Output each entry verbatim and exclude every picture from it.

[Data records]
_ _ _ _ _

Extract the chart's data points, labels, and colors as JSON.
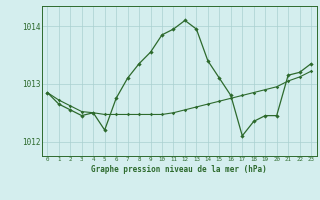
{
  "line1_x": [
    0,
    1,
    2,
    3,
    4,
    5,
    6,
    7,
    8,
    9,
    10,
    11,
    12,
    13,
    14,
    15,
    16,
    17,
    18,
    19,
    20,
    21,
    22,
    23
  ],
  "line1_y": [
    1012.85,
    1012.65,
    1012.55,
    1012.45,
    1012.5,
    1012.2,
    1012.75,
    1013.1,
    1013.35,
    1013.55,
    1013.85,
    1013.95,
    1014.1,
    1013.95,
    1013.4,
    1013.1,
    1012.8,
    1012.1,
    1012.35,
    1012.45,
    1012.45,
    1013.15,
    1013.2,
    1013.35
  ],
  "line2_x": [
    0,
    1,
    2,
    3,
    4,
    5,
    6,
    7,
    8,
    9,
    10,
    11,
    12,
    13,
    14,
    15,
    16,
    17,
    18,
    19,
    20,
    21,
    22,
    23
  ],
  "line2_y": [
    1012.85,
    1012.72,
    1012.62,
    1012.52,
    1012.5,
    1012.47,
    1012.47,
    1012.47,
    1012.47,
    1012.47,
    1012.47,
    1012.5,
    1012.55,
    1012.6,
    1012.65,
    1012.7,
    1012.75,
    1012.8,
    1012.85,
    1012.9,
    1012.95,
    1013.05,
    1013.12,
    1013.22
  ],
  "line_color": "#2d6a2d",
  "bg_color": "#d4eeee",
  "grid_color": "#aad0d0",
  "title": "Graphe pression niveau de la mer (hPa)",
  "ylim": [
    1011.75,
    1014.35
  ],
  "yticks": [
    1012,
    1013,
    1014
  ],
  "xlim": [
    -0.5,
    23.5
  ],
  "xticks": [
    0,
    1,
    2,
    3,
    4,
    5,
    6,
    7,
    8,
    9,
    10,
    11,
    12,
    13,
    14,
    15,
    16,
    17,
    18,
    19,
    20,
    21,
    22,
    23
  ]
}
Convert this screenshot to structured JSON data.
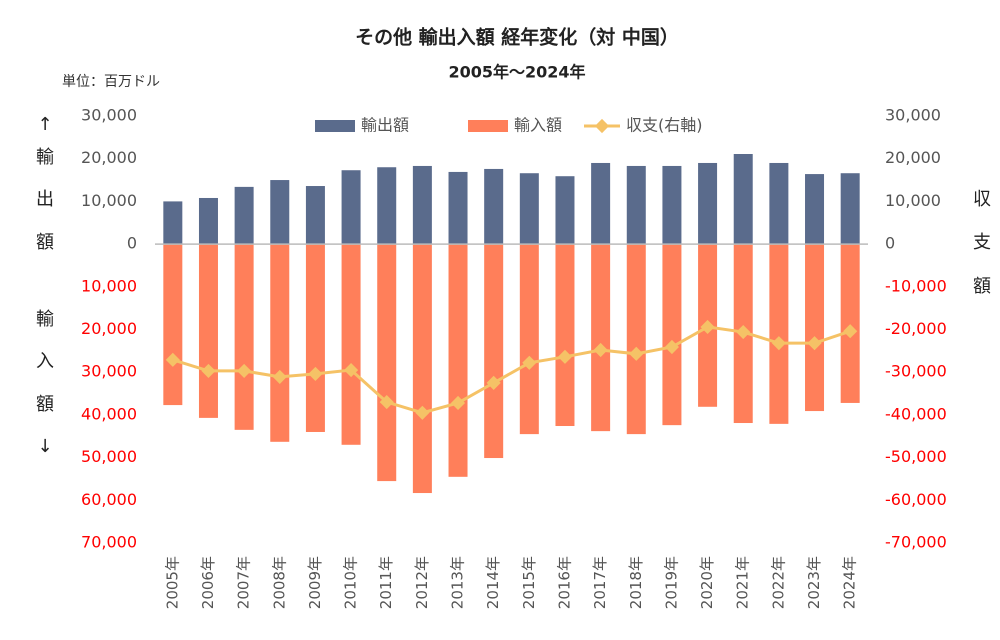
{
  "chart_data": {
    "type": "bar",
    "title": "その他 輸出入額 経年変化（対 中国）",
    "subtitle": "2005年～2024年",
    "unit_label": "単位：百万ドル",
    "y_label_top": "↑輸出額",
    "y_label_bottom": "輸入額↓",
    "y2_label": "収支額",
    "categories": [
      "2005年",
      "2006年",
      "2007年",
      "2008年",
      "2009年",
      "2010年",
      "2011年",
      "2012年",
      "2013年",
      "2014年",
      "2015年",
      "2016年",
      "2017年",
      "2018年",
      "2019年",
      "2020年",
      "2021年",
      "2022年",
      "2023年",
      "2024年"
    ],
    "series": [
      {
        "name": "輸出額",
        "color": "#5a6b8c",
        "values": [
          10000,
          10800,
          13400,
          15000,
          13600,
          17300,
          18000,
          18300,
          16900,
          17600,
          16600,
          15900,
          19000,
          18300,
          18300,
          19000,
          21100,
          19000,
          16400,
          16600
        ]
      },
      {
        "name": "輸入額",
        "color": "#ff7f5a",
        "values": [
          -37700,
          -40700,
          -43500,
          -46300,
          -44000,
          -47000,
          -55500,
          -58300,
          -54500,
          -50100,
          -44500,
          -42600,
          -43800,
          -44500,
          -42400,
          -38100,
          -41900,
          -42100,
          -39100,
          -37200
        ]
      },
      {
        "name": "収支(右軸)",
        "color": "#f5c266",
        "type": "line",
        "axis": "y2",
        "values": [
          -27100,
          -29700,
          -29700,
          -31100,
          -30400,
          -29500,
          -37000,
          -39500,
          -37200,
          -32500,
          -27800,
          -26400,
          -24800,
          -25700,
          -24100,
          -19400,
          -20600,
          -23200,
          -23200,
          -20400
        ]
      }
    ],
    "ylim": [
      -70000,
      30000
    ],
    "yticks": [
      {
        "value": 30000,
        "label": "30,000"
      },
      {
        "value": 20000,
        "label": "20,000"
      },
      {
        "value": 10000,
        "label": "10,000"
      },
      0,
      {
        "value": -10000,
        "label": "10,000"
      },
      {
        "value": -20000,
        "label": "20,000"
      },
      {
        "value": -30000,
        "label": "30,000"
      },
      {
        "value": -40000,
        "label": "40,000"
      },
      {
        "value": -50000,
        "label": "50,000"
      },
      {
        "value": -60000,
        "label": "60,000"
      },
      {
        "value": -70000,
        "label": "70,000"
      }
    ],
    "y2lim": [
      -70000,
      30000
    ],
    "y2ticks": [
      {
        "value": 30000,
        "label": "30,000"
      },
      {
        "value": 20000,
        "label": "20,000"
      },
      {
        "value": 10000,
        "label": "10,000"
      },
      0,
      {
        "value": -10000,
        "label": "-10,000"
      },
      {
        "value": -20000,
        "label": "-20,000"
      },
      {
        "value": -30000,
        "label": "-30,000"
      },
      {
        "value": -40000,
        "label": "-40,000"
      },
      {
        "value": -50000,
        "label": "-50,000"
      },
      {
        "value": -60000,
        "label": "-60,000"
      },
      {
        "value": -70000,
        "label": "-70,000"
      }
    ],
    "negative_tick_color": "#ff0000",
    "grid": false,
    "legend": "top"
  }
}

_ _ _ _ _

- _Expected answer_
Extract the chart's data points, labels, and colors as JSON.
{
  "line1_x": [
    0,
    1,
    2,
    3,
    4,
    5,
    6,
    7,
    8,
    9,
    10,
    11,
    12,
    13,
    14,
    15,
    16,
    17,
    18,
    19,
    20,
    21,
    22,
    23
  ],
  "line1_y": [
    1012.85,
    1012.65,
    1012.55,
    1012.45,
    1012.5,
    1012.2,
    1012.75,
    1013.1,
    1013.35,
    1013.55,
    1013.85,
    1013.95,
    1014.1,
    1013.95,
    1013.4,
    1013.1,
    1012.8,
    1012.1,
    1012.35,
    1012.45,
    1012.45,
    1013.15,
    1013.2,
    1013.35
  ],
  "line2_x": [
    0,
    1,
    2,
    3,
    4,
    5,
    6,
    7,
    8,
    9,
    10,
    11,
    12,
    13,
    14,
    15,
    16,
    17,
    18,
    19,
    20,
    21,
    22,
    23
  ],
  "line2_y": [
    1012.85,
    1012.72,
    1012.62,
    1012.52,
    1012.5,
    1012.47,
    1012.47,
    1012.47,
    1012.47,
    1012.47,
    1012.47,
    1012.5,
    1012.55,
    1012.6,
    1012.65,
    1012.7,
    1012.75,
    1012.8,
    1012.85,
    1012.9,
    1012.95,
    1013.05,
    1013.12,
    1013.22
  ],
  "line_color": "#2d6a2d",
  "bg_color": "#d4eeee",
  "grid_color": "#aad0d0",
  "title": "Graphe pression niveau de la mer (hPa)",
  "ylim": [
    1011.75,
    1014.35
  ],
  "yticks": [
    1012,
    1013,
    1014
  ],
  "xlim": [
    -0.5,
    23.5
  ],
  "xticks": [
    0,
    1,
    2,
    3,
    4,
    5,
    6,
    7,
    8,
    9,
    10,
    11,
    12,
    13,
    14,
    15,
    16,
    17,
    18,
    19,
    20,
    21,
    22,
    23
  ]
}
Convert this screenshot to structured JSON data.
{
  "chart_data": {
    "type": "bar",
    "title": "その他 輸出入額 経年変化（対 中国）",
    "subtitle": "2005年～2024年",
    "unit_label": "単位：百万ドル",
    "y_label_top": "↑輸出額",
    "y_label_bottom": "輸入額↓",
    "y2_label": "収支額",
    "categories": [
      "2005年",
      "2006年",
      "2007年",
      "2008年",
      "2009年",
      "2010年",
      "2011年",
      "2012年",
      "2013年",
      "2014年",
      "2015年",
      "2016年",
      "2017年",
      "2018年",
      "2019年",
      "2020年",
      "2021年",
      "2022年",
      "2023年",
      "2024年"
    ],
    "series": [
      {
        "name": "輸出額",
        "color": "#5a6b8c",
        "values": [
          10000,
          10800,
          13400,
          15000,
          13600,
          17300,
          18000,
          18300,
          16900,
          17600,
          16600,
          15900,
          19000,
          18300,
          18300,
          19000,
          21100,
          19000,
          16400,
          16600
        ]
      },
      {
        "name": "輸入額",
        "color": "#ff7f5a",
        "values": [
          -37700,
          -40700,
          -43500,
          -46300,
          -44000,
          -47000,
          -55500,
          -58300,
          -54500,
          -50100,
          -44500,
          -42600,
          -43800,
          -44500,
          -42400,
          -38100,
          -41900,
          -42100,
          -39100,
          -37200
        ]
      },
      {
        "name": "収支(右軸)",
        "color": "#f5c266",
        "type": "line",
        "axis": "y2",
        "values": [
          -27100,
          -29700,
          -29700,
          -31100,
          -30400,
          -29500,
          -37000,
          -39500,
          -37200,
          -32500,
          -27800,
          -26400,
          -24800,
          -25700,
          -24100,
          -19400,
          -20600,
          -23200,
          -23200,
          -20400
        ]
      }
    ],
    "ylim": [
      -70000,
      30000
    ],
    "yticks": [
      {
        "value": 30000,
        "label": "30,000"
      },
      {
        "value": 20000,
        "label": "20,000"
      },
      {
        "value": 10000,
        "label": "10,000"
      },
      0,
      {
        "value": -10000,
        "label": "10,000"
      },
      {
        "value": -20000,
        "label": "20,000"
      },
      {
        "value": -30000,
        "label": "30,000"
      },
      {
        "value": -40000,
        "label": "40,000"
      },
      {
        "value": -50000,
        "label": "50,000"
      },
      {
        "value": -60000,
        "label": "60,000"
      },
      {
        "value": -70000,
        "label": "70,000"
      }
    ],
    "y2lim": [
      -70000,
      30000
    ],
    "y2ticks": [
      {
        "value": 30000,
        "label": "30,000"
      },
      {
        "value": 20000,
        "label": "20,000"
      },
      {
        "value": 10000,
        "label": "10,000"
      },
      0,
      {
        "value": -10000,
        "label": "-10,000"
      },
      {
        "value": -20000,
        "label": "-20,000"
      },
      {
        "value": -30000,
        "label": "-30,000"
      },
      {
        "value": -40000,
        "label": "-40,000"
      },
      {
        "value": -50000,
        "label": "-50,000"
      },
      {
        "value": -60000,
        "label": "-60,000"
      },
      {
        "value": -70000,
        "label": "-70,000"
      }
    ],
    "negative_tick_color": "#ff0000",
    "grid": false,
    "legend": "top"
  }
}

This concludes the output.